• [Text under study]
========
MTP wins across the board, with the gap widening on longer generation runs.

#Gemma 4 31B Comparison (Historical)

For Gemma 4, I don’t have the atomic fork binary currently built to do a strict same-session comparison, but my earlier MTP assistant benchmarks measured 22.9 t/s at block-size 5. Today’s Bee DFlash measured 16.5 t/s on a similar prompt. That’s roughly a 28% MTP advantage, consistent with the Qwen results.

#Updated Speculative Decoding Leaderboard

Adding DFlash to the running tally of every speculative method I’ve benchmarked on Strix Halo:

#Qwen 3.6 27B (Dense, ~27B)
========
• [Task set]
a: Using the benchmark text, answer each question:
(i) What speed did the earlier MTP assistant benchmarks measure for Gemma 4, and at what block size?
(ii) On what are the speculative methods in the running tally benchmarked?
(iii) On what kind of runs does the gap in MTP's favor widen?
b: Decide whether each statement agrees with the benchmark text. Answer yes or no and quote the words that settle it.
(i) Bee DFlash measured 16.5 t/s on a similar prompt.
(ii) The Gemma 4 comparison was a strict same-session comparison.
(iii) The roughly 28% MTP advantage on Gemma 4 conflicts with the Qwen results.

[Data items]
========
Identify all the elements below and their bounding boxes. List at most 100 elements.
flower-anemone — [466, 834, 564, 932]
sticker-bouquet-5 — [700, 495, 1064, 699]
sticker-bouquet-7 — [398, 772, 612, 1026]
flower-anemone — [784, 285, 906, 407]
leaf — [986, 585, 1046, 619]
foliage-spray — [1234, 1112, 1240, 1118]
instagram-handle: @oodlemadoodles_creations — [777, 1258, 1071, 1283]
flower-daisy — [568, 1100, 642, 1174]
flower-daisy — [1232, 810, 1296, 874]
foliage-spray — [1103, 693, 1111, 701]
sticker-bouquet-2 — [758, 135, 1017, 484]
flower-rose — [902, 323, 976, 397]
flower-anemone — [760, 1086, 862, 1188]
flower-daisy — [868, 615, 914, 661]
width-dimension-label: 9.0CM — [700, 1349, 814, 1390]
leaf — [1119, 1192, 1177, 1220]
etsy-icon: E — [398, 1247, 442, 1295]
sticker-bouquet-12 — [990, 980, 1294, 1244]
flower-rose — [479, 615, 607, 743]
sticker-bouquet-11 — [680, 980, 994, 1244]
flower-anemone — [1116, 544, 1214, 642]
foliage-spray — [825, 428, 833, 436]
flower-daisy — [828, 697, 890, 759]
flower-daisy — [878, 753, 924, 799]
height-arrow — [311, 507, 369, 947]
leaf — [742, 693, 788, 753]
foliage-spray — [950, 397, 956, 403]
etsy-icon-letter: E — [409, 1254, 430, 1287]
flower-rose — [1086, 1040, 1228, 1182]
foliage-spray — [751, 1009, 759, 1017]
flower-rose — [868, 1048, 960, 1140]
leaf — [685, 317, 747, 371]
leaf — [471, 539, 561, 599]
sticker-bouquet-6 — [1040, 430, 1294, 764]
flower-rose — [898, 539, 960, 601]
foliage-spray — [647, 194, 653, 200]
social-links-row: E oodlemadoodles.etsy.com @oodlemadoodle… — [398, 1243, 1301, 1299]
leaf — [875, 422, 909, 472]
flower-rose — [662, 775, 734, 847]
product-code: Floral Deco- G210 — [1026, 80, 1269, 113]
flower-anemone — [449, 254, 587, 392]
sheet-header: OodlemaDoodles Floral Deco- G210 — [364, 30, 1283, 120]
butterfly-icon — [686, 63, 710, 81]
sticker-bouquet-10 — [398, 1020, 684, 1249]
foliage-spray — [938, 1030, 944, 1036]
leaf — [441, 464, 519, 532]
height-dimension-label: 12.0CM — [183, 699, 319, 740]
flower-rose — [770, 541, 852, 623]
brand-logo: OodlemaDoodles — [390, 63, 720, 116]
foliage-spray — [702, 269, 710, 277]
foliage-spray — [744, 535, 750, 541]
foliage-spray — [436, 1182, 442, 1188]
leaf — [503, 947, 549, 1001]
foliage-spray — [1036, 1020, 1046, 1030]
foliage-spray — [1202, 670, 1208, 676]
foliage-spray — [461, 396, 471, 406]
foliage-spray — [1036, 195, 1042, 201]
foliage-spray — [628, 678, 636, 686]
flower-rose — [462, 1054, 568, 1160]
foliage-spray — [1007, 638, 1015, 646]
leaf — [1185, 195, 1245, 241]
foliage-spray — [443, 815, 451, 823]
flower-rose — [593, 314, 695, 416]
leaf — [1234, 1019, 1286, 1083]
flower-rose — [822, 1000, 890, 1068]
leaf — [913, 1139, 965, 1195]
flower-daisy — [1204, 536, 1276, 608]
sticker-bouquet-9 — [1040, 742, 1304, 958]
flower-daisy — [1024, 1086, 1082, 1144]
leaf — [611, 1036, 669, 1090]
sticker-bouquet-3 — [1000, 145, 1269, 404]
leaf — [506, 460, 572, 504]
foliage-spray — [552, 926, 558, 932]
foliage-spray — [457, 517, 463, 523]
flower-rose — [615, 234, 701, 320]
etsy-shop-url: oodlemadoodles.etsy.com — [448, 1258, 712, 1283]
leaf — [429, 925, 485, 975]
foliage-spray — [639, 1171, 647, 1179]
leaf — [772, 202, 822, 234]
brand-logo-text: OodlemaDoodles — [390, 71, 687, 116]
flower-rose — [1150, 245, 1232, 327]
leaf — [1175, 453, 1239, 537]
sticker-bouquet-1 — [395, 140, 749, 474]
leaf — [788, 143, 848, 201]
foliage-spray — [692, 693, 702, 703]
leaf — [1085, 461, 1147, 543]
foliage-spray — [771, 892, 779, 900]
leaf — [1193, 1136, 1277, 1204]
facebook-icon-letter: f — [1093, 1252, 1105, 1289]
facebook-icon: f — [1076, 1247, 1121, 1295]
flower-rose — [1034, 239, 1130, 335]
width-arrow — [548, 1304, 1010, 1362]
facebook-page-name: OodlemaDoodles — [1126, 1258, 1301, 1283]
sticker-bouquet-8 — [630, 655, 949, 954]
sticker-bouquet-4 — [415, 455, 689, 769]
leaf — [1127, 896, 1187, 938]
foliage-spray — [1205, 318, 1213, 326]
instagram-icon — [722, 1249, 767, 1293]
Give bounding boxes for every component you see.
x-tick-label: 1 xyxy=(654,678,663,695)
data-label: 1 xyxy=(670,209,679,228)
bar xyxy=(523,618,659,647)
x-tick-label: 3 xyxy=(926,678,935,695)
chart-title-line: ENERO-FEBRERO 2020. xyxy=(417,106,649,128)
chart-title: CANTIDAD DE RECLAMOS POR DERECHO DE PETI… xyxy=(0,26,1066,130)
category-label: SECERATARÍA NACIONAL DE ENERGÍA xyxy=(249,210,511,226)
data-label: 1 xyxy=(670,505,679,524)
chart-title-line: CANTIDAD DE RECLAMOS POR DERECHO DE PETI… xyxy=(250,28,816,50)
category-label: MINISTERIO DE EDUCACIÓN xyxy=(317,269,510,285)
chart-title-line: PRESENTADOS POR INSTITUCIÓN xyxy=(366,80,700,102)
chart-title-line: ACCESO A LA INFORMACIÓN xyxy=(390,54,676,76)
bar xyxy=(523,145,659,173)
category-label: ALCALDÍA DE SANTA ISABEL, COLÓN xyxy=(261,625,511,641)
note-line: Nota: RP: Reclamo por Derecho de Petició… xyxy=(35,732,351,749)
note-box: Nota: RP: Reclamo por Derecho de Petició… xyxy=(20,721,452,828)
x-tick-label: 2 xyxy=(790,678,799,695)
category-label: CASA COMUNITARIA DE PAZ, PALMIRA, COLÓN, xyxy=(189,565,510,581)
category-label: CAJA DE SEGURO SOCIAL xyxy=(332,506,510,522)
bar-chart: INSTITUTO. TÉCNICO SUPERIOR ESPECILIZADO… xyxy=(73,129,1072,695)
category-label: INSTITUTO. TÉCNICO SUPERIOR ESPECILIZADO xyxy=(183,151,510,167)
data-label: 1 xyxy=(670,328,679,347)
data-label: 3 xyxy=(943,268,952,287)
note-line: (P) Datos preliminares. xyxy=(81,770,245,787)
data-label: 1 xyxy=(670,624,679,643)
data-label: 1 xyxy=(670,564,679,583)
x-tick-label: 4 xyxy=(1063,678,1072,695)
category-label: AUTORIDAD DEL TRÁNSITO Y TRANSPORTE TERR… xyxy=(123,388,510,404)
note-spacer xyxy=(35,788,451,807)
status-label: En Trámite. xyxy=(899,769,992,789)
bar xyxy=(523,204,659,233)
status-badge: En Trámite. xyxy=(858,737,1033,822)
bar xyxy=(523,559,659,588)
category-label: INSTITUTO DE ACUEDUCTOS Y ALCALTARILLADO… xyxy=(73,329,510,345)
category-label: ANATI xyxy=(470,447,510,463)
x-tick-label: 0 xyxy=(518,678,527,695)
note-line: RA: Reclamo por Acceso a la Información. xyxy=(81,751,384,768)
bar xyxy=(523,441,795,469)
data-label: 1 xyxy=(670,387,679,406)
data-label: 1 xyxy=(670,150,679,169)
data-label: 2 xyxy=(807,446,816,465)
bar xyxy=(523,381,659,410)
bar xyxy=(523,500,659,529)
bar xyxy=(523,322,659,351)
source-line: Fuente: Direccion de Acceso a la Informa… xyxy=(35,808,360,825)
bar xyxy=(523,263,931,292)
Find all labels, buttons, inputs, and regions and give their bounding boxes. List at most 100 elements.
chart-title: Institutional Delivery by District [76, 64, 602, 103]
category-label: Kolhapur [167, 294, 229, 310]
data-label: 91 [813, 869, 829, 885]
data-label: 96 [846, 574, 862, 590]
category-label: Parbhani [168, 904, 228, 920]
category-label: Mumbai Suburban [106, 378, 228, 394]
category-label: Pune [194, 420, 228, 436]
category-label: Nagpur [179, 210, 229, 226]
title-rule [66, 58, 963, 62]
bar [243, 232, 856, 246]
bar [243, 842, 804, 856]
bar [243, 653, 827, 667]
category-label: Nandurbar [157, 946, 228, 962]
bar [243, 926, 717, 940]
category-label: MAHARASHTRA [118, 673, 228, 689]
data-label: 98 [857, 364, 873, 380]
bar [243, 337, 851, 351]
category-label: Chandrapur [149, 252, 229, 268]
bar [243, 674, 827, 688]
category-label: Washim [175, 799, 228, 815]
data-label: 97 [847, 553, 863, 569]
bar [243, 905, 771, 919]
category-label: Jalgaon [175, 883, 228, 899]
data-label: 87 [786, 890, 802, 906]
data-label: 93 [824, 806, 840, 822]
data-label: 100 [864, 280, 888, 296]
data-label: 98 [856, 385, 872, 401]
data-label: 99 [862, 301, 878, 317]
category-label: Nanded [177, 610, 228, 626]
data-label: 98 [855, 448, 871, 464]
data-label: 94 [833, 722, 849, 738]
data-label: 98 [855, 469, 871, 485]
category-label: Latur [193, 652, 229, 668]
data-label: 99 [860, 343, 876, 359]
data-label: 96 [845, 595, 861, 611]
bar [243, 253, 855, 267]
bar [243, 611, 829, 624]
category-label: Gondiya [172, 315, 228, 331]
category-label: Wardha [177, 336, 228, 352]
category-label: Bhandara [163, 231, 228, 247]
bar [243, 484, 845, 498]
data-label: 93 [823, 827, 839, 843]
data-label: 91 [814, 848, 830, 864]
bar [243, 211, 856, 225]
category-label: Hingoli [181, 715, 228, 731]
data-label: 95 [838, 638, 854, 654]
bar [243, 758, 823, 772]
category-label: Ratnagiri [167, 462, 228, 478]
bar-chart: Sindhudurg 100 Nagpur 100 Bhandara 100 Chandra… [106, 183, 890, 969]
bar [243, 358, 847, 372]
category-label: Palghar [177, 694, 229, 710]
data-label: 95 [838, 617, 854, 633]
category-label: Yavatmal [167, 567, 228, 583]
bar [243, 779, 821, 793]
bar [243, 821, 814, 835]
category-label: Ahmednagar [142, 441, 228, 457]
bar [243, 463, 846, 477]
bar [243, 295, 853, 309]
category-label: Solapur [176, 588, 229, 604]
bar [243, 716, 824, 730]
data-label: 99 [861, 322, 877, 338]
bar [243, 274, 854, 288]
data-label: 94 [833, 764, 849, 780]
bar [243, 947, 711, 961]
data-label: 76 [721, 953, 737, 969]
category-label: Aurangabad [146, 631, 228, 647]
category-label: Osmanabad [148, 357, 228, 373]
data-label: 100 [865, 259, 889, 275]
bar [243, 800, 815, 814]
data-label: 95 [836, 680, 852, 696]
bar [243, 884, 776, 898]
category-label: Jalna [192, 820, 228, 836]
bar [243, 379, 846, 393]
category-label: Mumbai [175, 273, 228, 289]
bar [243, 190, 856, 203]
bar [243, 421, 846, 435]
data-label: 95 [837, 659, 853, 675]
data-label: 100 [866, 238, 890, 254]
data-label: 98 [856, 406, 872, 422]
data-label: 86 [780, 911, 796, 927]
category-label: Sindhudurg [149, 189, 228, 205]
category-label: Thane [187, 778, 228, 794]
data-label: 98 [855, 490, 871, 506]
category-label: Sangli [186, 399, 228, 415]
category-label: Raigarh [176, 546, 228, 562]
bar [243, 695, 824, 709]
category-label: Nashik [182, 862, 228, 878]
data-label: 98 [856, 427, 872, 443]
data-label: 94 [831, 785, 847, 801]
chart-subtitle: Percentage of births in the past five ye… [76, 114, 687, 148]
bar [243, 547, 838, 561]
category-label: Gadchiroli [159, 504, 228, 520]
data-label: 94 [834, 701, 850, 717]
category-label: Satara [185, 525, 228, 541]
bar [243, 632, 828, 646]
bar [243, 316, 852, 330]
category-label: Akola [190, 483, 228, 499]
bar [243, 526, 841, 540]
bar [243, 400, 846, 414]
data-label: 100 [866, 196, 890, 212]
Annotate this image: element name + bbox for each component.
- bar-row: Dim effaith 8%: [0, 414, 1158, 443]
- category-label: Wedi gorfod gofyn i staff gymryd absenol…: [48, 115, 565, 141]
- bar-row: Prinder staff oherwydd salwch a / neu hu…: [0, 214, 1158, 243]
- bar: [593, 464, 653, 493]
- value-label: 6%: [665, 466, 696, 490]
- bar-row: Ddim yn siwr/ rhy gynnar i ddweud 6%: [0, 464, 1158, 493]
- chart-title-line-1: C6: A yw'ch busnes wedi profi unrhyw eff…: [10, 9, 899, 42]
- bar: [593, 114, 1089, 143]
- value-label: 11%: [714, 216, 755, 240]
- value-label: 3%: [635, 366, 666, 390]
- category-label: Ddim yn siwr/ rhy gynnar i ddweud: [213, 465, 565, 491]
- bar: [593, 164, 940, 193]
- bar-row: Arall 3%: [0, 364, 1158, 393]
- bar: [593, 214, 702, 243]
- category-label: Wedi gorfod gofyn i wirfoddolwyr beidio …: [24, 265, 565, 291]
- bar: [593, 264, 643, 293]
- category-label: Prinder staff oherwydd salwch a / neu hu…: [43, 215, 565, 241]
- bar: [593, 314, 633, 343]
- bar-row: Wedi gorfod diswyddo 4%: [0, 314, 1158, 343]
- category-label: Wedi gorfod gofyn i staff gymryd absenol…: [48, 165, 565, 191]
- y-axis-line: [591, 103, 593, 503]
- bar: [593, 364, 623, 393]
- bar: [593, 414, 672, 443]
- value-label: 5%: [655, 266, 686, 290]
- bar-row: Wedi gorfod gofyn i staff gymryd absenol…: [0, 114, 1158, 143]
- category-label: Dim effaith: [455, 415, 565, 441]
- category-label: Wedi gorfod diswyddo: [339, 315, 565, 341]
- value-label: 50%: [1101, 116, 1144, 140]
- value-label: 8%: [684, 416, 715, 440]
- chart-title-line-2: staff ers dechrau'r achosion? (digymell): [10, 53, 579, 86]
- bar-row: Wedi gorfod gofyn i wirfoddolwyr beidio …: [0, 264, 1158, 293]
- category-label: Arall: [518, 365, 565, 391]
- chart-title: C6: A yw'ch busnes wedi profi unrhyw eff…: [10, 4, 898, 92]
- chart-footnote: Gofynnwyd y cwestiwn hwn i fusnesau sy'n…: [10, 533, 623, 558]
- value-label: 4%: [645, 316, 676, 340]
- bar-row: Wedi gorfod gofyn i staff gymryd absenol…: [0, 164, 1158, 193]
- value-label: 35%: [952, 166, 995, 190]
========
• [Solutions]
a:
(i) 22.9 t/s at block-size 5
(ii) Strix Halo
(iii) Longer generation runs

b:
(i) Yes: "Today’s Bee DFlash measured 16.5 t/s on a similar prompt."
(ii) No: "I don’t have the atomic fork binary currently built to do a strict same-session comparison"
(iii) No: "That’s roughly a 28% MTP advantage, consistent with the Qwen results."